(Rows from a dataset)
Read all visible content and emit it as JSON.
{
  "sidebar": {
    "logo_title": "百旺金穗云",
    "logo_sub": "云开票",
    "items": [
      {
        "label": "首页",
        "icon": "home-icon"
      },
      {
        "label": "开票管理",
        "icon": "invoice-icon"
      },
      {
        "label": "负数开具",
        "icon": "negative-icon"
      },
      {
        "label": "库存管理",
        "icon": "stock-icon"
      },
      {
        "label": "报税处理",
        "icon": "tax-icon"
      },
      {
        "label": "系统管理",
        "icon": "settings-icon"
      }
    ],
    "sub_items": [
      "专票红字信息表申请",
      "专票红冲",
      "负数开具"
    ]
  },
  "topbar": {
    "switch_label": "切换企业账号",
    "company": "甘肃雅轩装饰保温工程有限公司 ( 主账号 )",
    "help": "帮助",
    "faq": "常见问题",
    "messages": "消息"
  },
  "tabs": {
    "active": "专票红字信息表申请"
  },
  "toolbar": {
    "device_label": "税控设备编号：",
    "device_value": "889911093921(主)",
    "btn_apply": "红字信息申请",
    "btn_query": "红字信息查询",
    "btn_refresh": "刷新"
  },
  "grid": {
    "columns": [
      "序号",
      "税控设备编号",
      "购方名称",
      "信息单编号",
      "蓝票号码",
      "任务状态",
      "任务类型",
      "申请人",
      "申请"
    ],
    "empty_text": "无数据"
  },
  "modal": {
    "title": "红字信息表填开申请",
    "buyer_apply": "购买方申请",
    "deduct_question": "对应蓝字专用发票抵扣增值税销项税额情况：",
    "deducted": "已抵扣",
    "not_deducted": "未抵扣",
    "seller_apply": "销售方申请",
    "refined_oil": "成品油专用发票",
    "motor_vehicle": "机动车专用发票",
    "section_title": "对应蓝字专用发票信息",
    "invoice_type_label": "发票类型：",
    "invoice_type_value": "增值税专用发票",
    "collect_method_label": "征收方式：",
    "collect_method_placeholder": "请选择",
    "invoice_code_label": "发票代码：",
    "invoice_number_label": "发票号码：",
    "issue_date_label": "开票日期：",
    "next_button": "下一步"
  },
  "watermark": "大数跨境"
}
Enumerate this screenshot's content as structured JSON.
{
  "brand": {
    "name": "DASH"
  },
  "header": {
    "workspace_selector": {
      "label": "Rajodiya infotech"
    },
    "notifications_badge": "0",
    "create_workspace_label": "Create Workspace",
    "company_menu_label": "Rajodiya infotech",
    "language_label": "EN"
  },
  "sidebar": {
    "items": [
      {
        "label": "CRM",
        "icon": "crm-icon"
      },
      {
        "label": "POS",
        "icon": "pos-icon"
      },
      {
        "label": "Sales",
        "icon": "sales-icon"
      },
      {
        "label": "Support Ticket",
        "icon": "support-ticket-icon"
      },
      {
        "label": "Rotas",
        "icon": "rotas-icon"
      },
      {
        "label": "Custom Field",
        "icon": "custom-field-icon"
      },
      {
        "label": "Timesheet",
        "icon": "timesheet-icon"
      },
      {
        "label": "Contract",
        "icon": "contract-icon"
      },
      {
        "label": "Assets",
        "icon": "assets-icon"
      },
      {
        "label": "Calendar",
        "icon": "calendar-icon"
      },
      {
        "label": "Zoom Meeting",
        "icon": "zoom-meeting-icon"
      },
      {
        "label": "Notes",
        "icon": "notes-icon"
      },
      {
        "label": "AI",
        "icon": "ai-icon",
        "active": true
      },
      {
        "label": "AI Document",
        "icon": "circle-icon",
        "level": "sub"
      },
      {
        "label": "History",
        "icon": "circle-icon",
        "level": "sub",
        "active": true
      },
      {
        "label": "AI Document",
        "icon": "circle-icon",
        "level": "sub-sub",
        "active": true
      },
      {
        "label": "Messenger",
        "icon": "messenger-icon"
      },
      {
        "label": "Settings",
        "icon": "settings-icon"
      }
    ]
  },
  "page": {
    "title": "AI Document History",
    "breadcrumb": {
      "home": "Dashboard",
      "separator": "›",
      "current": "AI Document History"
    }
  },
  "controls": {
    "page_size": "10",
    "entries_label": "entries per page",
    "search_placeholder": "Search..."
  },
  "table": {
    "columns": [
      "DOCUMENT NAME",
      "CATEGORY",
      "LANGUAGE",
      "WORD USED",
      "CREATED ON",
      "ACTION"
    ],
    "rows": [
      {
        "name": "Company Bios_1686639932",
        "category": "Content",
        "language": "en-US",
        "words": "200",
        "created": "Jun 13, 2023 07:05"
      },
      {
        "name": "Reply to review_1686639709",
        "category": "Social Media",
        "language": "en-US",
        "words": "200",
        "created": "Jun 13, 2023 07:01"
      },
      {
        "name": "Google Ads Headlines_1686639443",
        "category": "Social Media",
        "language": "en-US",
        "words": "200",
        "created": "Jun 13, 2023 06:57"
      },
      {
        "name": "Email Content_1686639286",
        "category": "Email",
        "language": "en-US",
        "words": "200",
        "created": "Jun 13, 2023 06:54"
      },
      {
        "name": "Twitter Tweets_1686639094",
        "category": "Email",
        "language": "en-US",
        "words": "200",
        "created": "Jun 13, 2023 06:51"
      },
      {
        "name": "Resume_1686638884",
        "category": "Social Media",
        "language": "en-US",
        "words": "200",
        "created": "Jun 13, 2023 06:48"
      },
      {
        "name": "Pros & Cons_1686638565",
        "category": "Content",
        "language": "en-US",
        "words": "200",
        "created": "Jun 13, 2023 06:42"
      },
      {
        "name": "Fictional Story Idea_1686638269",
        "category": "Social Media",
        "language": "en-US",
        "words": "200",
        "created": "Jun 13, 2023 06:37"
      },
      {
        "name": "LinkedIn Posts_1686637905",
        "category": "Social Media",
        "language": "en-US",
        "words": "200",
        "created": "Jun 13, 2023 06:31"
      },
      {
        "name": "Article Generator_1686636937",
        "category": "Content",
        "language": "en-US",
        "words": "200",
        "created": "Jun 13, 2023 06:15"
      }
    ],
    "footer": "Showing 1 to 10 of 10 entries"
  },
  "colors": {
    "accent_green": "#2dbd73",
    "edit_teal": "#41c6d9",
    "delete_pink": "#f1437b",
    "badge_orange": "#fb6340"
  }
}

▶ Stated task
Make a list of all lines in the data that contain "JSON".

▶ Task result
Read all visible content and emit it as JSON.
Enumerate this screenshot's content as structured JSON.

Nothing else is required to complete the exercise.